CONSIGNES —
1 > Répondez à ces questions d'après le texte sur l'école de Palo Alto.
(a) Que dit le premier axiome, ou axiome d'ouverture ?
(b) Quels sont les deux aspects que présente toute communication selon l'axiome attribué à Paul Watzlawick ?
(c) Quels sont les quatre types de relations énumérés à la fin ?
2 > Reproduisez à l'identique le passage du texte sur l'école de Palo Alto situé entre « Après la Sémantique » et « les plus performants. », ces deux bornes comprises.

TEXTE À ANALYSER —
________________
Palo Alto

 

Après la Sémantique Générale et ses concepts de Carte et de Territoire qui nous a fourni notre axiome de base selon lequel « tout ce qui ne peut se définir en termes concrets n’existe pas », c’est l’Ecole de Palo Alto qui nous a fourni nos outils les plus performants.

 

Nous avons longuement évoqué les axiomes et principes de l’école de Palo Alto dans nos exposés théoriques sur le site Relatio. Nous renvoyons ici le lecteur aux exposés 10 et 11.

 

Juste en quelques mots survolons les principales découvertes de cette école dont le principe est de soigner (guérir ?) des personnes dites malades mentales, en considérant que si elles sont dites malades mentales c’est que leurs relations sont malades.

 

Le premier axiome ou axiome d’ouverture est simple : « On ne peut pas ne pas communiquer ». C’est déjà un pied de nez aux théories des psys qui parlent de non communication. Juste après cet axiome, Palo Alto nous montre que tout est communication, et que le terme de communication doit être compris comme un synonyme de comportement. Or, il n’y a pas de non-comportement.

 

Ensuite, nous avons l’axiome selon lequel « Toute communication présente deux aspects : le contenu et la relation, tel que le second englobe le premier et par suite est une métacommunication » (Paul Watzlawick, Une logique… p. 52).

D’emblée Watzlawick présente le concept de Métacommunication que nous avons gardé comme un puissant méta-critère, dont la définition simplifiée sera : passe du contenu à la relation.

D’emblée, Watzlawick, il situe la Relation à un niveau différent du Contenu ; le contenu est un ensemble de faits, d’actes de langage… à l’intérieur d’un habillage relationnel, qui lui donne son sens.

 

Ensuite, il y a l’axiome des relations symétriques ou complémentaires, selon qu’elles se basent sur l’égalité ou non. Nous retrouvons dans Relatio ces notions au sein des critères hiérarchie et coopération. Pour nous, il existe quatre types de relations :

1.       Symétriques de paix,

2.       Symétriques de guerre,

3.       Complémentaires de paix,

4.       Complémentaires de guerre.
________________
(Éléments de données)
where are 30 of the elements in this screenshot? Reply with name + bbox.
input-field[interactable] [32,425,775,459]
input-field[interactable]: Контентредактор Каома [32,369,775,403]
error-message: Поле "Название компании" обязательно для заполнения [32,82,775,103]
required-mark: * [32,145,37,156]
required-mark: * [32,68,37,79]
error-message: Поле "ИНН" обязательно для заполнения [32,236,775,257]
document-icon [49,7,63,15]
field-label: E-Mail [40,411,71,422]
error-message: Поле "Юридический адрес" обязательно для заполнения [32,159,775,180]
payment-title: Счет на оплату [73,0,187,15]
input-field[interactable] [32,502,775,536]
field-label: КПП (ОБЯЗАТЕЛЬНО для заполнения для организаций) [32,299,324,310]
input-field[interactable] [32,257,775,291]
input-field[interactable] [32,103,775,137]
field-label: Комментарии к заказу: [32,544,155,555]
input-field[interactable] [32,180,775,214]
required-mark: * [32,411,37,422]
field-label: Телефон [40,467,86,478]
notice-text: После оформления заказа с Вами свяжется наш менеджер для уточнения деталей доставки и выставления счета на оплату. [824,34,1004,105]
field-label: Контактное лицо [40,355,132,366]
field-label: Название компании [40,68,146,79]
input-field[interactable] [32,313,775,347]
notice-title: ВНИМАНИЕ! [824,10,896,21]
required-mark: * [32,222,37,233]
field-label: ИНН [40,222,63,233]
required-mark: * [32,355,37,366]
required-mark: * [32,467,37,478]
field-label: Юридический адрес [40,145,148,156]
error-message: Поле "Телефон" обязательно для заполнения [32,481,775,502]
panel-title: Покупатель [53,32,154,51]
________________
RÉPONSES AUX EXERCICES —
1 >
(a) Il dit : « On ne peut pas ne pas communiquer ».
(b) Ce sont le contenu et la relation.
(c) Ce sont les relations symétriques de paix, symétriques de guerre, complémentaires de paix et complémentaires de guerre.

2 >
Après la Sémantique Générale et ses concepts de Carte et de Territoire qui nous a fourni notre axiome de base selon lequel « tout ce qui ne peut se définir en termes concrets n’existe pas », c’est l’Ecole de Palo Alto qui nous a fourni nos outils les plus performants.